(Figure data in JSON)
........

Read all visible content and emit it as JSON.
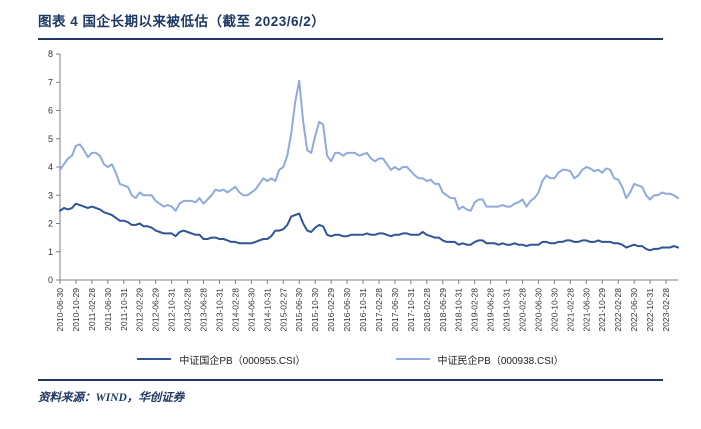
{
  "header": {
    "title": "图表 4  国企长期以来被低估（截至 2023/6/2）"
  },
  "footer": {
    "source": "资料来源：WIND，华创证券"
  },
  "colors": {
    "accent": "#1F3864",
    "soe_line": "#2F5597",
    "private_line": "#8FAADC",
    "axis": "#808080"
  },
  "legend": [
    {
      "label": "中证国企PB（000955.CSI）",
      "color": "#2F5597"
    },
    {
      "label": "中证民企PB（000938.CSI）",
      "color": "#8FAADC"
    }
  ],
  "chart_data": {
    "type": "line",
    "title": "国企长期以来被低估（截至 2023/6/2）",
    "xlabel": "",
    "ylabel": "",
    "ylim": [
      0,
      8
    ],
    "yticks": [
      0,
      1,
      2,
      3,
      4,
      5,
      6,
      7,
      8
    ],
    "grid": false,
    "legend_position": "bottom",
    "x_start": "2010-06",
    "x_freq": "monthly",
    "x_tick_every": 4,
    "x_tick_labels": [
      "2010-06-30",
      "2010-10-29",
      "2011-02-28",
      "2011-06-30",
      "2011-10-31",
      "2012-02-29",
      "2012-06-29",
      "2012-10-31",
      "2013-02-28",
      "2013-06-28",
      "2013-10-31",
      "2014-02-28",
      "2014-06-30",
      "2014-10-31",
      "2015-02-27",
      "2015-06-30",
      "2015-10-30",
      "2016-02-29",
      "2016-06-30",
      "2016-10-31",
      "2017-02-28",
      "2017-06-30",
      "2017-10-31",
      "2018-02-28",
      "2018-06-29",
      "2018-10-31",
      "2019-02-28",
      "2019-06-28",
      "2019-10-31",
      "2020-02-28",
      "2020-06-30",
      "2020-10-30",
      "2021-02-28",
      "2021-06-30",
      "2021-10-29",
      "2022-02-28",
      "2022-06-30",
      "2022-10-31",
      "2023-02-28"
    ],
    "series": [
      {
        "name": "中证国企PB（000955.CSI）",
        "color": "#2F5597",
        "values": [
          2.45,
          2.55,
          2.5,
          2.55,
          2.7,
          2.65,
          2.6,
          2.55,
          2.6,
          2.55,
          2.5,
          2.4,
          2.35,
          2.3,
          2.2,
          2.1,
          2.1,
          2.05,
          1.95,
          1.95,
          2.0,
          1.9,
          1.9,
          1.85,
          1.75,
          1.7,
          1.65,
          1.65,
          1.65,
          1.55,
          1.7,
          1.75,
          1.7,
          1.65,
          1.6,
          1.6,
          1.45,
          1.45,
          1.5,
          1.5,
          1.45,
          1.45,
          1.4,
          1.35,
          1.35,
          1.3,
          1.3,
          1.3,
          1.3,
          1.35,
          1.4,
          1.45,
          1.45,
          1.55,
          1.75,
          1.75,
          1.8,
          1.95,
          2.25,
          2.3,
          2.35,
          2.0,
          1.75,
          1.7,
          1.85,
          1.95,
          1.9,
          1.6,
          1.55,
          1.6,
          1.6,
          1.55,
          1.55,
          1.6,
          1.6,
          1.6,
          1.6,
          1.65,
          1.6,
          1.6,
          1.65,
          1.65,
          1.6,
          1.55,
          1.6,
          1.6,
          1.65,
          1.65,
          1.6,
          1.6,
          1.6,
          1.7,
          1.6,
          1.55,
          1.5,
          1.5,
          1.4,
          1.35,
          1.35,
          1.35,
          1.25,
          1.3,
          1.25,
          1.25,
          1.35,
          1.4,
          1.4,
          1.3,
          1.3,
          1.3,
          1.25,
          1.3,
          1.25,
          1.25,
          1.3,
          1.25,
          1.25,
          1.2,
          1.25,
          1.25,
          1.25,
          1.35,
          1.35,
          1.3,
          1.3,
          1.35,
          1.35,
          1.4,
          1.4,
          1.35,
          1.35,
          1.4,
          1.4,
          1.35,
          1.35,
          1.4,
          1.35,
          1.35,
          1.35,
          1.3,
          1.3,
          1.25,
          1.15,
          1.2,
          1.25,
          1.2,
          1.2,
          1.1,
          1.05,
          1.1,
          1.1,
          1.15,
          1.15,
          1.15,
          1.2,
          1.15
        ]
      },
      {
        "name": "中证民企PB（000938.CSI）",
        "color": "#8FAADC",
        "values": [
          3.9,
          4.1,
          4.3,
          4.4,
          4.75,
          4.8,
          4.6,
          4.35,
          4.5,
          4.5,
          4.4,
          4.1,
          4.0,
          4.1,
          3.8,
          3.4,
          3.35,
          3.3,
          3.0,
          2.9,
          3.1,
          3.0,
          3.0,
          3.0,
          2.8,
          2.7,
          2.6,
          2.65,
          2.6,
          2.45,
          2.7,
          2.8,
          2.8,
          2.8,
          2.75,
          2.9,
          2.7,
          2.85,
          3.0,
          3.2,
          3.15,
          3.2,
          3.1,
          3.2,
          3.3,
          3.1,
          3.0,
          3.0,
          3.1,
          3.2,
          3.4,
          3.6,
          3.5,
          3.6,
          3.5,
          3.9,
          4.0,
          4.4,
          5.2,
          6.3,
          7.05,
          5.6,
          4.6,
          4.5,
          5.1,
          5.6,
          5.5,
          4.4,
          4.2,
          4.5,
          4.5,
          4.4,
          4.5,
          4.5,
          4.5,
          4.4,
          4.45,
          4.5,
          4.3,
          4.2,
          4.3,
          4.3,
          4.1,
          3.9,
          4.0,
          3.9,
          4.0,
          4.0,
          3.85,
          3.7,
          3.6,
          3.6,
          3.5,
          3.55,
          3.4,
          3.4,
          3.1,
          3.0,
          2.9,
          2.9,
          2.5,
          2.6,
          2.5,
          2.45,
          2.75,
          2.85,
          2.85,
          2.6,
          2.6,
          2.6,
          2.6,
          2.65,
          2.6,
          2.6,
          2.7,
          2.75,
          2.85,
          2.6,
          2.8,
          2.9,
          3.1,
          3.5,
          3.7,
          3.6,
          3.6,
          3.8,
          3.9,
          3.9,
          3.85,
          3.6,
          3.7,
          3.9,
          4.0,
          3.95,
          3.85,
          3.9,
          3.8,
          3.95,
          3.9,
          3.6,
          3.55,
          3.3,
          2.9,
          3.1,
          3.4,
          3.35,
          3.3,
          3.0,
          2.85,
          3.0,
          3.0,
          3.1,
          3.05,
          3.05,
          3.0,
          2.9
        ]
      }
    ]
  }
}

........

● GIVEN EXERCISE:
Pull out all lines containing "中证民企PB".

● ANSWER:
      "label": "中证民企PB（000938.CSI）",
        "name": "中证民企PB（000938.CSI）",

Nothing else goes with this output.